Stored entries:
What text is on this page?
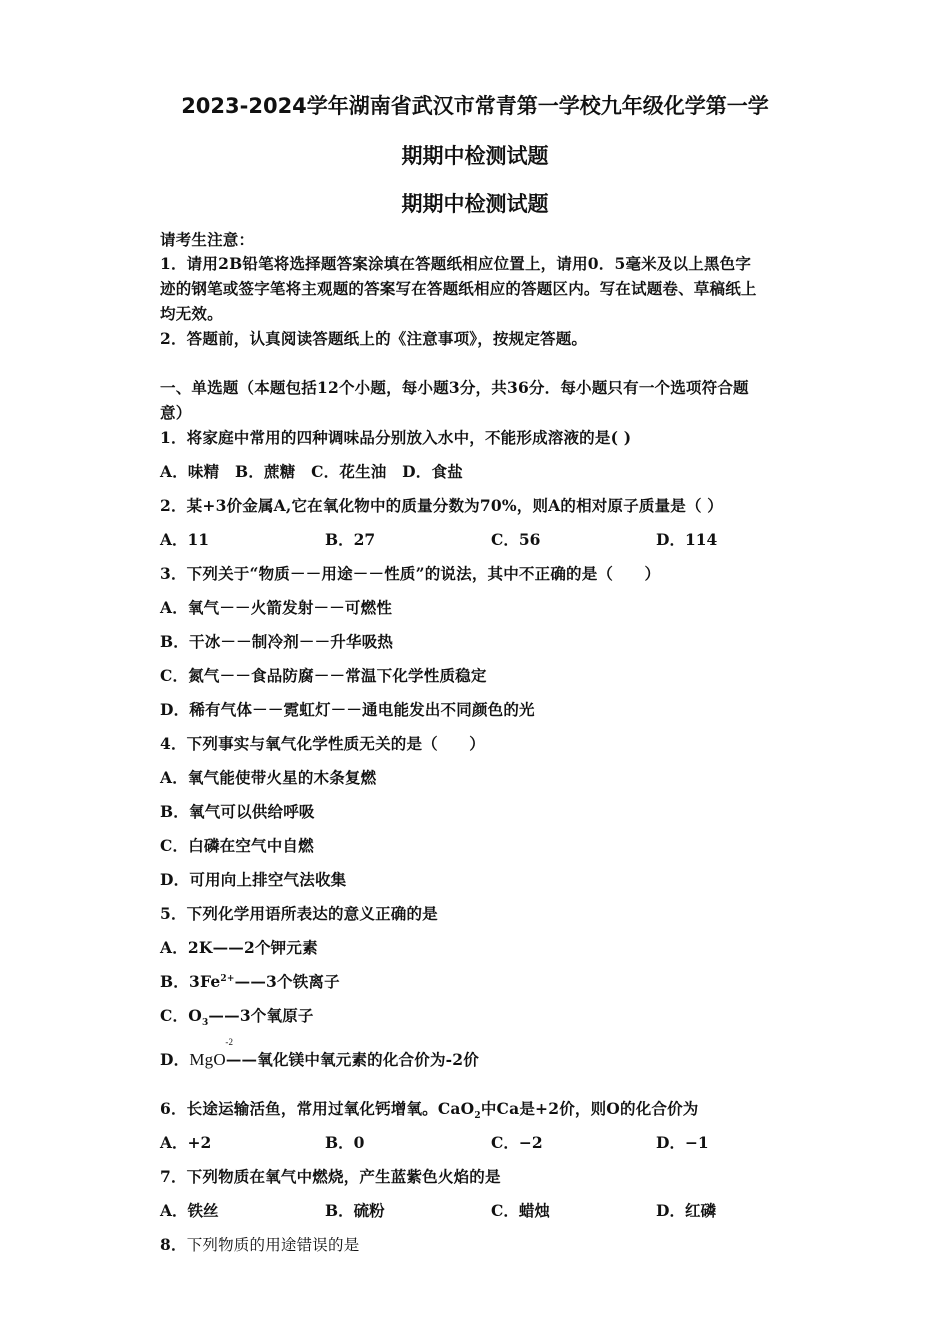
2023-2024学年湖南省武汉市常青第一学校九年级化学第一学
期期中检测试题
期期中检测试题
请考生注意：
1．请用2B铅笔将选择题答案涂填在答题纸相应位置上，请用0．5毫米及以上黑色字
迹的钢笔或签字笔将主观题的答案写在答题纸相应的答题区内。写在试题卷、草稿纸上
均无效。
2．答题前，认真阅读答题纸上的《注意事项》，按规定答题。
一、单选题（本题包括12个小题，每小题3分，共36分．每小题只有一个选项符合题
意）
1．将家庭中常用的四种调味品分别放入水中，不能形成溶液的是( )
A．味精　B．蔗糖　C．花生油　D．食盐
2．某+3价金属A,它在氧化物中的质量分数为70%，则A的相对原子质量是（ ）
A．11	B．27	C．56	D．114
3．下列关于“物质－－用途－－性质”的说法，其中不正确的是（　　）
A．氧气－－火箭发射－－可燃性
B．干冰－－制冷剂－－升华吸热
C．氮气－－食品防腐－－常温下化学性质稳定
D．稀有气体－－霓虹灯－－通电能发出不同颜色的光
4．下列事实与氧气化学性质无关的是（　　）
A．氧气能使带火星的木条复燃
B．氧气可以供给呼吸
C．白磷在空气中自燃
D．可用向上排空气法收集
5．下列化学用语所表达的意义正确的是
A．2K——2个钾元素
B．$3Fe^{2+}——3$个铁离子
C．$O_3——3$个氧原子
D．
-2
MgO——氧化镁中氧元素的化合价为-2价
6．长途运输活鱼，常用过氧化钙增氧。CaO$_2$中Ca是+2价，则O的化合价为
A．+2	B．0	C．−2	D．−1
7．下列物质在氧气中燃烧，产生蓝紫色火焰的是
A．铁丝	B．硫粉	C．蜡烛	D．红磷
8．下列物质的用途错误的是
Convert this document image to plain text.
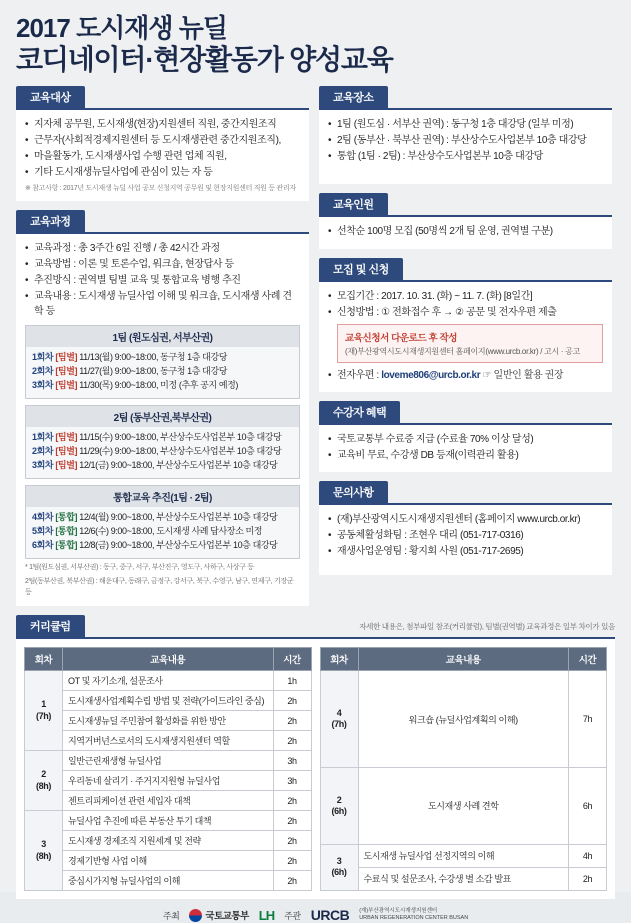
2017 도시재생 뉴딜
코디네이터·현장활동가 양성교육
교육대상
• 지자체 공무원, 도시재생(현장)지원센터 직원, 중간지원조직
• 근무자(사회적경제지원센터 등 도시재생관련 중간지원조직),
• 마을활동가, 도시재생사업 수행 관련 업체 직원,
• 기타 도시재생뉴딜사업에 관심이 있는 자 등
※ 참고사항 : 2017년 도시재생 뉴딜 사업 공모 신청지역 공무원 및 현장지원센터 직원 등 관리자
교육과정
• 교육과정 : 총 3주간 6일 진행 / 총 42시간 과정
• 교육방법 : 이론 및 토론수업, 워크숍, 현장답사 등
• 추진방식 : 권역별 팀별 교육 및 통합교육 병행 추진
• 교육내용 : 도시재생 뉴딜사업 이해 및 워크숍, 도시재생 사례 견학 등
1팀 (원도심권, 서부산권)
1회차 [팀별] 11/13(월) 9:00~18:00, 동구청 1층 대강당
2회차 [팀별] 11/27(월) 9:00~18:00, 동구청 1층 대강당
3회차 [팀별] 11/30(목) 9:00~18:00, 미정 (추후 공지 예정)
2팀 (동부산권,북부산권)
1회차 [팀별] 11/15(수) 9:00~18:00, 부산상수도사업본부 10층 대강당
2회차 [팀별] 11/29(수) 9:00~18:00, 부산상수도사업본부 10층 대강당
3회차 [팀별] 12/1(금) 9:00~18:00, 부산상수도사업본부 10층 대강당
통합교육 추진(1팀 · 2팀)
4회차 [통합] 12/4(월) 9:00~18:00, 부산상수도사업본부 10층 대강당
5회차 [통합] 12/6(수) 9:00~18:00, 도시재생 사례 답사장소 미정
6회차 [통합] 12/8(금) 9:00~18:00, 부산상수도사업본부 10층 대강당
* 1팀(원도심권, 서부산권) : 동구, 중구, 서구, 부산진구, 영도구, 사하구, 사상구 등
2팀(동부산권, 북부산권) : 해운대구, 동래구, 금정구, 강서구, 북구, 수영구, 남구, 연제구, 기장군 등
교육장소
• 1팀 (원도심 · 서부산 권역) : 동구청 1층 대강당 (일부 미정)
• 2팀 (동부산 · 북부산 권역) : 부산상수도사업본부 10층 대강당
• 통합 (1팀 · 2팀) : 부산상수도사업본부 10층 대강당
교육인원
• 선착순 100명 모집 (50명씩 2개 팀 운영, 권역별 구분)
모집 및 신청
• 모집기간 : 2017. 10. 31. (화) ~ 11. 7. (화) [8일간]
• 신청방법 : ① 전화접수 후 → ② 공문 및 전자우편 제출
교육신청서 다운로드 후 작성
(재)부산광역시도시재생지원센터 홈페이지(www.urcb.or.kr) / 고시 · 공고
• 전자우편 : loveme806@urcb.or.kr ☞ 일반인 활용 권장
수강자 혜택
• 국토교통부 수료증 지급 (수료율 70% 이상 달성)
• 교육비 무료, 수강생 DB 등재(이력관리 활용)
문의사항
• (재)부산광역시도시재생지원센터 (홈페이지 www.urcb.or.kr)
• 공동체활성화팀 : 조현우 대리 (051-717-0316)
• 재생사업운영팀 : 황지회 사원 (051-717-2695)
커리큘럼	자세한 내용은, 첨부파일 참조(커리큘럼), 팀별(권역별) 교육과정은 일부 차이가 있음
회차	교육내용	시간
1
(7h)	OT 및 자기소개, 설문조사	1h
	도시재생사업계획수립 방법 및 전략(가이드라인 중심)	2h
	도시재생뉴딜 주민참여 활성화를 위한 방안	2h
	지역거버넌스로서의 도시재생지원센터 역할	2h
2
(8h)	일반근린재생형 뉴딜사업	3h
	우리동네 살리기 · 주거지지원형 뉴딜사업	3h
	젠트리피케이션 관련 세입자 대책	2h
3
(8h)	뉴딜사업 추진에 따른 부동산 투기 대책	2h
	도시재생 경제조직 지원세계 및 전략	2h
	경제기반형 사업 이해	2h
	중심시가지형 뉴딜사업의 이해	2h
회차	교육내용	시간
4
(7h)	워크숍 (뉴딜사업계획의 이해)	7h
2
(6h)	도시재생 사례 견학	6h
3
(6h)	도시재생 뉴딜사업 선정지역의 이해	4h
	수료식 및 설문조사, 수강생 별 소감 발표	2h
주최	국토교통부 LH 주관 URCB (재)부산광역시도시재생지원센터
URBAN REGENERATION CENTER BUSAN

= GIVEN PROBLEM =
Set down the material above as is, without any pictures.

= RESULT OF THIS EXERCISE =
What text is on this page?
2023-2024学年湖南省武汉市常青第一学校九年级化学第一学
期期中检测试题
期期中检测试题
请考生注意：
1．请用2B铅笔将选择题答案涂填在答题纸相应位置上，请用0．5毫米及以上黑色字
迹的钢笔或签字笔将主观题的答案写在答题纸相应的答题区内。写在试题卷、草稿纸上
均无效。
2．答题前，认真阅读答题纸上的《注意事项》，按规定答题。
一、单选题（本题包括12个小题，每小题3分，共36分．每小题只有一个选项符合题
意）
1．将家庭中常用的四种调味品分别放入水中，不能形成溶液的是( )
A．味精　B．蔗糖　C．花生油　D．食盐
2．某+3价金属A,它在氧化物中的质量分数为70%，则A的相对原子质量是（ ）
A．11	B．27	C．56	D．114
3．下列关于“物质－－用途－－性质”的说法，其中不正确的是（　　）
A．氧气－－火箭发射－－可燃性
B．干冰－－制冷剂－－升华吸热
C．氮气－－食品防腐－－常温下化学性质稳定
D．稀有气体－－霓虹灯－－通电能发出不同颜色的光
4．下列事实与氧气化学性质无关的是（　　）
A．氧气能使带火星的木条复燃
B．氧气可以供给呼吸
C．白磷在空气中自燃
D．可用向上排空气法收集
5．下列化学用语所表达的意义正确的是
A．2K——2个钾元素
B．$3Fe^{2+}——3$个铁离子
C．$O_3——3$个氧原子
D．
-2
MgO——氧化镁中氧元素的化合价为-2价
6．长途运输活鱼，常用过氧化钙增氧。CaO$_2$中Ca是+2价，则O的化合价为
A．+2	B．0	C．−2	D．−1
7．下列物质在氧气中燃烧，产生蓝紫色火焰的是
A．铁丝	B．硫粉	C．蜡烛	D．红磷
8．下列物质的用途错误的是
Convert this document image to plain text.
2017 도시재생 뉴딜
코디네이터·현장활동가 양성교육
교육대상
• 지자체 공무원, 도시재생(현장)지원센터 직원, 중간지원조직
• 근무자(사회적경제지원센터 등 도시재생관련 중간지원조직),
• 마을활동가, 도시재생사업 수행 관련 업체 직원,
• 기타 도시재생뉴딜사업에 관심이 있는 자 등
※ 참고사항 : 2017년 도시재생 뉴딜 사업 공모 신청지역 공무원 및 현장지원센터 직원 등 관리자
교육과정
• 교육과정 : 총 3주간 6일 진행 / 총 42시간 과정
• 교육방법 : 이론 및 토론수업, 워크숍, 현장답사 등
• 추진방식 : 권역별 팀별 교육 및 통합교육 병행 추진
• 교육내용 : 도시재생 뉴딜사업 이해 및 워크숍, 도시재생 사례 견학 등
1팀 (원도심권, 서부산권)
1회차 [팀별] 11/13(월) 9:00~18:00, 동구청 1층 대강당
2회차 [팀별] 11/27(월) 9:00~18:00, 동구청 1층 대강당
3회차 [팀별] 11/30(목) 9:00~18:00, 미정 (추후 공지 예정)
2팀 (동부산권,북부산권)
1회차 [팀별] 11/15(수) 9:00~18:00, 부산상수도사업본부 10층 대강당
2회차 [팀별] 11/29(수) 9:00~18:00, 부산상수도사업본부 10층 대강당
3회차 [팀별] 12/1(금) 9:00~18:00, 부산상수도사업본부 10층 대강당
통합교육 추진(1팀 · 2팀)
4회차 [통합] 12/4(월) 9:00~18:00, 부산상수도사업본부 10층 대강당
5회차 [통합] 12/6(수) 9:00~18:00, 도시재생 사례 답사장소 미정
6회차 [통합] 12/8(금) 9:00~18:00, 부산상수도사업본부 10층 대강당
* 1팀(원도심권, 서부산권) : 동구, 중구, 서구, 부산진구, 영도구, 사하구, 사상구 등
2팀(동부산권, 북부산권) : 해운대구, 동래구, 금정구, 강서구, 북구, 수영구, 남구, 연제구, 기장군 등
교육장소
• 1팀 (원도심 · 서부산 권역) : 동구청 1층 대강당 (일부 미정)
• 2팀 (동부산 · 북부산 권역) : 부산상수도사업본부 10층 대강당
• 통합 (1팀 · 2팀) : 부산상수도사업본부 10층 대강당
교육인원
• 선착순 100명 모집 (50명씩 2개 팀 운영, 권역별 구분)
모집 및 신청
• 모집기간 : 2017. 10. 31. (화) ~ 11. 7. (화) [8일간]
• 신청방법 : ① 전화접수 후 → ② 공문 및 전자우편 제출
교육신청서 다운로드 후 작성
(재)부산광역시도시재생지원센터 홈페이지(www.urcb.or.kr) / 고시 · 공고
• 전자우편 : loveme806@urcb.or.kr ☞ 일반인 활용 권장
수강자 혜택
• 국토교통부 수료증 지급 (수료율 70% 이상 달성)
• 교육비 무료, 수강생 DB 등재(이력관리 활용)
문의사항
• (재)부산광역시도시재생지원센터 (홈페이지 www.urcb.or.kr)
• 공동체활성화팀 : 조현우 대리 (051-717-0316)
• 재생사업운영팀 : 황지회 사원 (051-717-2695)
커리큘럼	자세한 내용은, 첨부파일 참조(커리큘럼), 팀별(권역별) 교육과정은 일부 차이가 있음
회차	교육내용	시간
1
(7h)	OT 및 자기소개, 설문조사	1h
	도시재생사업계획수립 방법 및 전략(가이드라인 중심)	2h
	도시재생뉴딜 주민참여 활성화를 위한 방안	2h
	지역거버넌스로서의 도시재생지원센터 역할	2h
2
(8h)	일반근린재생형 뉴딜사업	3h
	우리동네 살리기 · 주거지지원형 뉴딜사업	3h
	젠트리피케이션 관련 세입자 대책	2h
3
(8h)	뉴딜사업 추진에 따른 부동산 투기 대책	2h
	도시재생 경제조직 지원세계 및 전략	2h
	경제기반형 사업 이해	2h
	중심시가지형 뉴딜사업의 이해	2h
회차	교육내용	시간
4
(7h)	워크숍 (뉴딜사업계획의 이해)	7h
2
(6h)	도시재생 사례 견학	6h
3
(6h)	도시재생 뉴딜사업 선정지역의 이해	4h
	수료식 및 설문조사, 수강생 별 소감 발표	2h
주최	국토교통부 LH 주관 URCB (재)부산광역시도시재생지원센터
URBAN REGENERATION CENTER BUSAN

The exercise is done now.